What is being asked: Omit all images. Transcribe the rest of the material below exactly.

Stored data
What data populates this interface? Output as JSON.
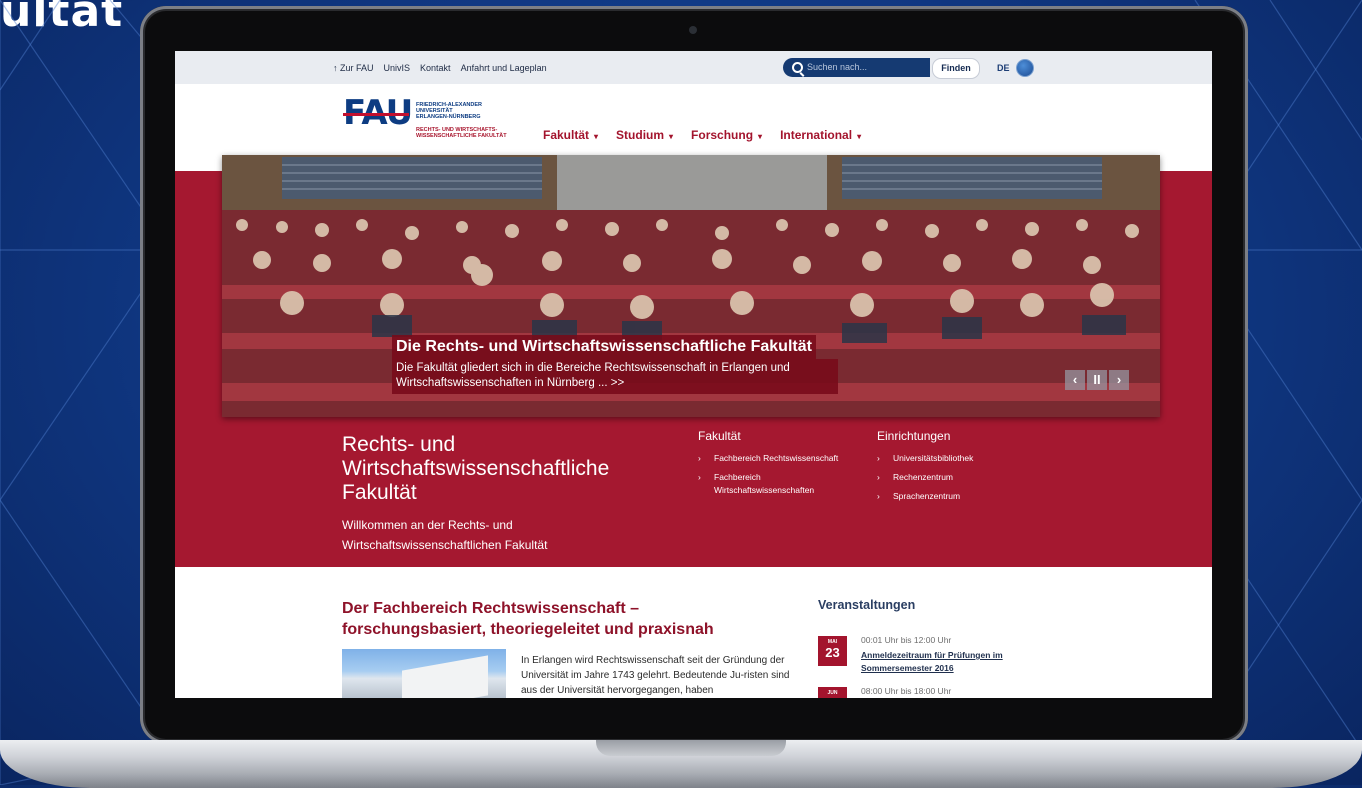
{
  "background": {
    "title": "ultät"
  },
  "topbar": {
    "links": [
      "↑ Zur FAU",
      "UnivIS",
      "Kontakt",
      "Anfahrt und Lageplan"
    ],
    "search_placeholder": "Suchen nach...",
    "search_button": "Finden",
    "language": "DE"
  },
  "header": {
    "logo_main": "FAU",
    "logo_lines": [
      "FRIEDRICH-ALEXANDER",
      "UNIVERSITÄT",
      "ERLANGEN-NÜRNBERG"
    ],
    "logo_sub": [
      "RECHTS- UND WIRTSCHAFTS-",
      "WISSENSCHAFTLICHE FAKULTÄT"
    ],
    "nav": [
      "Fakultät",
      "Studium",
      "Forschung",
      "International"
    ],
    "nav_caret": "▾"
  },
  "hero": {
    "title": "Die Rechts- und Wirtschaftswissenschaftliche Fakultät",
    "text": "Die Fakultät gliedert sich in die Bereiche Rechtswissenschaft in Erlangen und Wirtschaftswissenschaften in Nürnberg ... >>",
    "controls": [
      "‹",
      "II",
      "›"
    ]
  },
  "faculty": {
    "title": "Rechts- und Wirtschaftswissenschaftliche Fakultät",
    "subtitle": "Willkommen an der Rechts- und Wirtschaftswissenschaftlichen Fakultät",
    "columns": [
      {
        "heading": "Fakultät",
        "links": [
          "Fachbereich Rechtswissenschaft",
          "Fachbereich Wirtschaftswissenschaften"
        ]
      },
      {
        "heading": "Einrichtungen",
        "links": [
          "Universitätsbibliothek",
          "Rechenzentrum",
          "Sprachenzentrum"
        ]
      }
    ],
    "link_arrow": "›"
  },
  "article": {
    "title": "Der Fachbereich Rechtswissenschaft – forschungsbasiert, theoriegeleitet und praxisnah",
    "text": "In Erlangen wird Rechtswissenschaft seit der Gründung der Universität im Jahre 1743 gelehrt. Bedeutende Ju-risten sind aus der Universität hervorgegangen, haben"
  },
  "events": {
    "title": "Veranstaltungen",
    "items": [
      {
        "month": "MAI",
        "day": "23",
        "time": "00:01 Uhr bis 12:00 Uhr",
        "name": "Anmeldezeitraum für Prüfungen im Sommersemester 2016"
      },
      {
        "month": "JUN",
        "day": "",
        "time": "08:00 Uhr bis 18:00 Uhr",
        "name": ""
      }
    ]
  },
  "colors": {
    "brand_red": "#a51830",
    "brand_blue": "#0d3c82",
    "background_blue": "#0f3680"
  }
}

Solution below:
What data populates this interface? Output as JSON.
{
  "background": {
    "title": "ultät"
  },
  "topbar": {
    "links": [
      "↑ Zur FAU",
      "UnivIS",
      "Kontakt",
      "Anfahrt und Lageplan"
    ],
    "search_placeholder": "Suchen nach...",
    "search_button": "Finden",
    "language": "DE"
  },
  "header": {
    "logo_main": "FAU",
    "logo_lines": [
      "FRIEDRICH-ALEXANDER",
      "UNIVERSITÄT",
      "ERLANGEN-NÜRNBERG"
    ],
    "logo_sub": [
      "RECHTS- UND WIRTSCHAFTS-",
      "WISSENSCHAFTLICHE FAKULTÄT"
    ],
    "nav": [
      "Fakultät",
      "Studium",
      "Forschung",
      "International"
    ],
    "nav_caret": "▾"
  },
  "hero": {
    "title": "Die Rechts- und Wirtschaftswissenschaftliche Fakultät",
    "text": "Die Fakultät gliedert sich in die Bereiche Rechtswissenschaft in Erlangen und Wirtschaftswissenschaften in Nürnberg ... >>",
    "controls": [
      "‹",
      "II",
      "›"
    ]
  },
  "faculty": {
    "title": "Rechts- und Wirtschaftswissenschaftliche Fakultät",
    "subtitle": "Willkommen an der Rechts- und Wirtschaftswissenschaftlichen Fakultät",
    "columns": [
      {
        "heading": "Fakultät",
        "links": [
          "Fachbereich Rechtswissenschaft",
          "Fachbereich Wirtschaftswissenschaften"
        ]
      },
      {
        "heading": "Einrichtungen",
        "links": [
          "Universitätsbibliothek",
          "Rechenzentrum",
          "Sprachenzentrum"
        ]
      }
    ],
    "link_arrow": "›"
  },
  "article": {
    "title": "Der Fachbereich Rechtswissenschaft – forschungsbasiert, theoriegeleitet und praxisnah",
    "text": "In Erlangen wird Rechtswissenschaft seit der Gründung der Universität im Jahre 1743 gelehrt. Bedeutende Ju-risten sind aus der Universität hervorgegangen, haben"
  },
  "events": {
    "title": "Veranstaltungen",
    "items": [
      {
        "month": "MAI",
        "day": "23",
        "time": "00:01 Uhr bis 12:00 Uhr",
        "name": "Anmeldezeitraum für Prüfungen im Sommersemester 2016"
      },
      {
        "month": "JUN",
        "day": "",
        "time": "08:00 Uhr bis 18:00 Uhr",
        "name": ""
      }
    ]
  },
  "colors": {
    "brand_red": "#a51830",
    "brand_blue": "#0d3c82",
    "background_blue": "#0f3680"
  }
}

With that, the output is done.